◆ **Record extracts**
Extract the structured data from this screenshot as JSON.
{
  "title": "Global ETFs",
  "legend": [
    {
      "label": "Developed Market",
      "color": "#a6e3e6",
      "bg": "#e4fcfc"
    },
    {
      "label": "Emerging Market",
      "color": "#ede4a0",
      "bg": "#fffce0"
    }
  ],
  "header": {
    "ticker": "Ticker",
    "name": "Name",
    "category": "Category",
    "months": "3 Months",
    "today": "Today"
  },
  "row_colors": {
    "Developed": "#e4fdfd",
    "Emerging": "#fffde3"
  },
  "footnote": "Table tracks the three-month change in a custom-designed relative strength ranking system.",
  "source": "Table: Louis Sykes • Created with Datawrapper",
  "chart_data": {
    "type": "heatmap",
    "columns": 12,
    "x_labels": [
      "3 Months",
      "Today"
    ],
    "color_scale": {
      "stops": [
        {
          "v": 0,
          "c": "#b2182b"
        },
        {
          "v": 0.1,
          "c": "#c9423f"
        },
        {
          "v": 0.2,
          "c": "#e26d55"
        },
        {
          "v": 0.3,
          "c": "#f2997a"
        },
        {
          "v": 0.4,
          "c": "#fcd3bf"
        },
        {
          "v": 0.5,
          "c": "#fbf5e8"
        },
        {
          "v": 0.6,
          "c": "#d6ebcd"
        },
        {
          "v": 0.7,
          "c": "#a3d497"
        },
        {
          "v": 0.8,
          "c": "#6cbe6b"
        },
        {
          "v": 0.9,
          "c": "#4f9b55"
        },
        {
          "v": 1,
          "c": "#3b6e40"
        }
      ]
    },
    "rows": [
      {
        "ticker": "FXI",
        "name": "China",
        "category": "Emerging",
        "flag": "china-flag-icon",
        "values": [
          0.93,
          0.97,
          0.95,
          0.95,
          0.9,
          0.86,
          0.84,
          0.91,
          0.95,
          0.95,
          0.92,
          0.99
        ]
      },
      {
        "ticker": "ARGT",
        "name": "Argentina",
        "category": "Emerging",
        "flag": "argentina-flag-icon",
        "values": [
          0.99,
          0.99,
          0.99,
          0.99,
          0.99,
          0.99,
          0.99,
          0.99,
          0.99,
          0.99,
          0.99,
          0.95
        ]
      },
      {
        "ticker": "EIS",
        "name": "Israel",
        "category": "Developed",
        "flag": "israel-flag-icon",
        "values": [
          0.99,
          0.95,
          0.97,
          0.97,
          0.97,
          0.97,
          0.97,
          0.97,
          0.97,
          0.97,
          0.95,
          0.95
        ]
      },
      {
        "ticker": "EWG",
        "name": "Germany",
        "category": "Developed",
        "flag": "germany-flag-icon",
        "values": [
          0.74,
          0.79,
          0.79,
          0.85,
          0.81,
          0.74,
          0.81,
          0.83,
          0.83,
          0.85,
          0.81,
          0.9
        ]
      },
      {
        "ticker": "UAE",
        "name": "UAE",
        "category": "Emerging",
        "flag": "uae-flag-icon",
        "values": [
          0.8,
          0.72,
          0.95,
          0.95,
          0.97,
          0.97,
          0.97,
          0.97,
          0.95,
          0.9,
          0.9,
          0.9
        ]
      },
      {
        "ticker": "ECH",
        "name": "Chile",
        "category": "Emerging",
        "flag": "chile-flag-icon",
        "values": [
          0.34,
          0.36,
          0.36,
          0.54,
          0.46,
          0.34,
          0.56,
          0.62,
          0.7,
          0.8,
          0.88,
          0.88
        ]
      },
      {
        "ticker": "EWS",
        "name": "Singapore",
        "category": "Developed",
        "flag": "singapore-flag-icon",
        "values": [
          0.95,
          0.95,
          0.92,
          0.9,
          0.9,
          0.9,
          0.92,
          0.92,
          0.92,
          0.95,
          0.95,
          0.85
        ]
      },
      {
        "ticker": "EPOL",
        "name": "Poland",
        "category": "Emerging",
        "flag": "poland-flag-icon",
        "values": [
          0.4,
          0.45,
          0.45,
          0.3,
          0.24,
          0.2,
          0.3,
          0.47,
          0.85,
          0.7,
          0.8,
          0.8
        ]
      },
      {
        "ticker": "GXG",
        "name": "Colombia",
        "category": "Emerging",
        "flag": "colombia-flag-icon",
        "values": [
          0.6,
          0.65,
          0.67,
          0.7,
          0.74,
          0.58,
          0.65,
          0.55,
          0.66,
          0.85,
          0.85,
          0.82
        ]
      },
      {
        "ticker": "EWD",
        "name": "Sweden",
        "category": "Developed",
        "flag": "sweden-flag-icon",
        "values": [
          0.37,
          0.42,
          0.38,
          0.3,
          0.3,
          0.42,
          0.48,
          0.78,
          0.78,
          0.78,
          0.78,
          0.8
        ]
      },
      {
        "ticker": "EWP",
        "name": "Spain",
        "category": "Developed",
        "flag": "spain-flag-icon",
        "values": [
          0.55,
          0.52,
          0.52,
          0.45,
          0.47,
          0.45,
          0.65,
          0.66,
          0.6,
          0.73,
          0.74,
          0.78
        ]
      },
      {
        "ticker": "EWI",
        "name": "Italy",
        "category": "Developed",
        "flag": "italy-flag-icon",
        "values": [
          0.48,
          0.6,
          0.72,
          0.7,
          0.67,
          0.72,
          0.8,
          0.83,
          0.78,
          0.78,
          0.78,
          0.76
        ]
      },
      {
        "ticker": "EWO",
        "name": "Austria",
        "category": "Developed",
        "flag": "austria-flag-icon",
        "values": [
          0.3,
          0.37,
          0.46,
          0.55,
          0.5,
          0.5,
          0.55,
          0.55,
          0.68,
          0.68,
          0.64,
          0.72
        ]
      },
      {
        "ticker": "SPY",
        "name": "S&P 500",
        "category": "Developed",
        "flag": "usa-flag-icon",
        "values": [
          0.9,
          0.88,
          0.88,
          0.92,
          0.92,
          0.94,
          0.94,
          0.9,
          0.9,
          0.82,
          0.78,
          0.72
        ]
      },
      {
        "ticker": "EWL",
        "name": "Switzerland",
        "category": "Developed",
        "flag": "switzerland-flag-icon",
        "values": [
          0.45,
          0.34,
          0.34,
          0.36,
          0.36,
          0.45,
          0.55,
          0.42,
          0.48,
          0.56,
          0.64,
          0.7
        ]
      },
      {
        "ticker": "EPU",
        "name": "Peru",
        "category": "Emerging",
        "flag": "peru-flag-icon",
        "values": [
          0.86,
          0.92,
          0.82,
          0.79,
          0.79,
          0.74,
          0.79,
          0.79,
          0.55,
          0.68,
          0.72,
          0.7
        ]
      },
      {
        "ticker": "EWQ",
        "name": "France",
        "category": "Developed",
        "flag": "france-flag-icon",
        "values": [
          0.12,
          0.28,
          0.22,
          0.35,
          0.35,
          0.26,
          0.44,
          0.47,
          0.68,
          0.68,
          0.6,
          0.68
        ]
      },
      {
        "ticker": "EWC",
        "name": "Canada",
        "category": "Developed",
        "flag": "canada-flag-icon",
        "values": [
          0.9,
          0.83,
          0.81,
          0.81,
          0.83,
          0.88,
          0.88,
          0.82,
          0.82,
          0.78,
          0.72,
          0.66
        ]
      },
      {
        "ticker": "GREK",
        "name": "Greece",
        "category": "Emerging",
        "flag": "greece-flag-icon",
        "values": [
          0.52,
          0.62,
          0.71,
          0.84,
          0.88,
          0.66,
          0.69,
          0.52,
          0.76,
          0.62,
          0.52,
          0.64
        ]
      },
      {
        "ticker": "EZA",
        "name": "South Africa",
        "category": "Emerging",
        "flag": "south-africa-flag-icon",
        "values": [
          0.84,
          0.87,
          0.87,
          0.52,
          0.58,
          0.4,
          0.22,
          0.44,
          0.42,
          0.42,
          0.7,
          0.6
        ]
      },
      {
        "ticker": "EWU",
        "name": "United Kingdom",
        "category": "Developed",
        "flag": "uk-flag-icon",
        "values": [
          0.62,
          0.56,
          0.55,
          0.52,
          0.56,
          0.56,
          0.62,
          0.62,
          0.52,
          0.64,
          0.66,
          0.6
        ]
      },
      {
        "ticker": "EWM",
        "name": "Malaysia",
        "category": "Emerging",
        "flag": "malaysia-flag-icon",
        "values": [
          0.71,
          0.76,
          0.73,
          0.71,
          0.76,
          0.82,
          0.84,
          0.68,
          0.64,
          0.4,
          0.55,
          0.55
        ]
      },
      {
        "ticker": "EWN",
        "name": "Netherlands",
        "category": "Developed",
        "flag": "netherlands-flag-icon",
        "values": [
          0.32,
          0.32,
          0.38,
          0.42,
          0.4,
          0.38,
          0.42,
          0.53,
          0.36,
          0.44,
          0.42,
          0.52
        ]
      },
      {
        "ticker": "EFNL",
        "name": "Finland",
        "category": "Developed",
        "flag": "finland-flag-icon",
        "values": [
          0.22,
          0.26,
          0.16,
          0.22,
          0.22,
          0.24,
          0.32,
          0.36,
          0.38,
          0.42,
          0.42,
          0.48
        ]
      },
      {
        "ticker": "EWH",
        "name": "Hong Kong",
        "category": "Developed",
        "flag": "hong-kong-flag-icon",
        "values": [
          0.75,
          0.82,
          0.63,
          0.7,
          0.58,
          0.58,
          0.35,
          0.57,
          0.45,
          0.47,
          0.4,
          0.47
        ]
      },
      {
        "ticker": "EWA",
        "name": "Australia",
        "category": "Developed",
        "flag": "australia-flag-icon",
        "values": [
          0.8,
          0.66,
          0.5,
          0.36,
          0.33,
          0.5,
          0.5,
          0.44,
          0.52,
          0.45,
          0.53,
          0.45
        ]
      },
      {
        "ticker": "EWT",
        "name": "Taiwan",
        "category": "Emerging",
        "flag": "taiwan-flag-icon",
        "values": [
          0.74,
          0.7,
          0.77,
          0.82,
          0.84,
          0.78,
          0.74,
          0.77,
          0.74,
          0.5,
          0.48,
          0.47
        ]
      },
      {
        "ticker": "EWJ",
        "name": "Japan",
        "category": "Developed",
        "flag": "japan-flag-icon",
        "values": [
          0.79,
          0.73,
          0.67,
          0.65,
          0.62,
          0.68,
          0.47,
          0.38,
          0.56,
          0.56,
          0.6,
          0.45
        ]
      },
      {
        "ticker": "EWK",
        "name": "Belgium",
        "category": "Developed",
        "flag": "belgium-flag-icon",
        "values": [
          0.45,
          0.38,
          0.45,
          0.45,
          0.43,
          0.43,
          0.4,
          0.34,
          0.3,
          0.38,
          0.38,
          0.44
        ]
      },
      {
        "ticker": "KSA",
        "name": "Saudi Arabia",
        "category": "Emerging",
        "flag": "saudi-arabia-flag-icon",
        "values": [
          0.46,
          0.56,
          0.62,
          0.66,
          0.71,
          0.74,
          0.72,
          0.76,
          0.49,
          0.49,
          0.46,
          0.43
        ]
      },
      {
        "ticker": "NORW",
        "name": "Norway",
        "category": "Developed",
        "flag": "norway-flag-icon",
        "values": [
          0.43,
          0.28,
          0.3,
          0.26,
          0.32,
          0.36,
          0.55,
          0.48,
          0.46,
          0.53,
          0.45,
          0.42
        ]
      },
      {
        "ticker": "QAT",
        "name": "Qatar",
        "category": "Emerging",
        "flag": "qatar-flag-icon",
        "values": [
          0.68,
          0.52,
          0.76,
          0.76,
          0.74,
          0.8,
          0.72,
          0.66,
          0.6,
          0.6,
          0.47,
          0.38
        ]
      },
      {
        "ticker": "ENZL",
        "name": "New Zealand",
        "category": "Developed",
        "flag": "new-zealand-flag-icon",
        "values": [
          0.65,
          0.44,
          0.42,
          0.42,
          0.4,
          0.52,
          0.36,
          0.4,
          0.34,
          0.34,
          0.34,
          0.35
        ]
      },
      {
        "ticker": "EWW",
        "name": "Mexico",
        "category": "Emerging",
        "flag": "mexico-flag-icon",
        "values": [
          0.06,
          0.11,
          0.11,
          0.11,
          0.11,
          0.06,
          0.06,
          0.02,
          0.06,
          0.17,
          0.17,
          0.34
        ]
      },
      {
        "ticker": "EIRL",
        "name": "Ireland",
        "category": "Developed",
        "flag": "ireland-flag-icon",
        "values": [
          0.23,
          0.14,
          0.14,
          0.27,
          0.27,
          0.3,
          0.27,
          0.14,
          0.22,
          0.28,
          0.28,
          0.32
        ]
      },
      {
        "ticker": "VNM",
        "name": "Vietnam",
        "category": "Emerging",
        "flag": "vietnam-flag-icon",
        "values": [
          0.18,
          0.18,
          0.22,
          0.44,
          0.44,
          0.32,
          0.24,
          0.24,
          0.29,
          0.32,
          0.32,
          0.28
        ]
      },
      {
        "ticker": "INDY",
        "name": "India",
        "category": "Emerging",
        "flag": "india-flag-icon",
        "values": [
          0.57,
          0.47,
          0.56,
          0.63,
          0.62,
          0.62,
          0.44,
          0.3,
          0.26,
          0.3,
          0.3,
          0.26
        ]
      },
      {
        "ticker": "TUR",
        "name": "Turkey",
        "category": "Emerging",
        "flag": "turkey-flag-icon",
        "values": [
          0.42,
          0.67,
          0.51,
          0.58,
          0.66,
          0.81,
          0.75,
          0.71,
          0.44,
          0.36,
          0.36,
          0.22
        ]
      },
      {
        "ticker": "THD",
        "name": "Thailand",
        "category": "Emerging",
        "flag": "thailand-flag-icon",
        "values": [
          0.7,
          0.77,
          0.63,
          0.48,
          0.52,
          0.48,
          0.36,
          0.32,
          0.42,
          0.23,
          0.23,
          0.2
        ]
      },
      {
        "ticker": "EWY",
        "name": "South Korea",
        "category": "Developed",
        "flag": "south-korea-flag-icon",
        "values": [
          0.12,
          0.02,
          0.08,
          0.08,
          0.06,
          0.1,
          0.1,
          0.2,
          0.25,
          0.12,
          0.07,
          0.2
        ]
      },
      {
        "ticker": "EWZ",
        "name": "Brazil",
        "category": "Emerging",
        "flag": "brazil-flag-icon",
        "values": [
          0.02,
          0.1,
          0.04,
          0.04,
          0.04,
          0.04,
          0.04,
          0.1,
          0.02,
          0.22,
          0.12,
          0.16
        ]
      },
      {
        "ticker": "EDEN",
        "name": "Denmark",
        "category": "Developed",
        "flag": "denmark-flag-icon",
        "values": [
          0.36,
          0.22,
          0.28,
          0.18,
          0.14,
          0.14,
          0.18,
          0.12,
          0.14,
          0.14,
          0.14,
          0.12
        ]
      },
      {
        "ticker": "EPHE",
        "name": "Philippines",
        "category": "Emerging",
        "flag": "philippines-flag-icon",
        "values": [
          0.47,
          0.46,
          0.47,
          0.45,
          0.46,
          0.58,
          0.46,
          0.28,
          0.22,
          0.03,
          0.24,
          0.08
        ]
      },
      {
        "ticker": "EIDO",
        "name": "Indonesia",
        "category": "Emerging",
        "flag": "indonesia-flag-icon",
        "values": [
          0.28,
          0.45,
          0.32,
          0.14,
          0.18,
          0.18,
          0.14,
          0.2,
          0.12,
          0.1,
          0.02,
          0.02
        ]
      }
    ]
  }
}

◆ **Set problem**
All lines holding the word "Table" should be picked out and copied.

◆ **The result**
  "footnote": "Table tracks the three-month change in a custom-designed relative strength ranking system.",
  "source": "Table: Louis Sykes • Created with Datawrapper",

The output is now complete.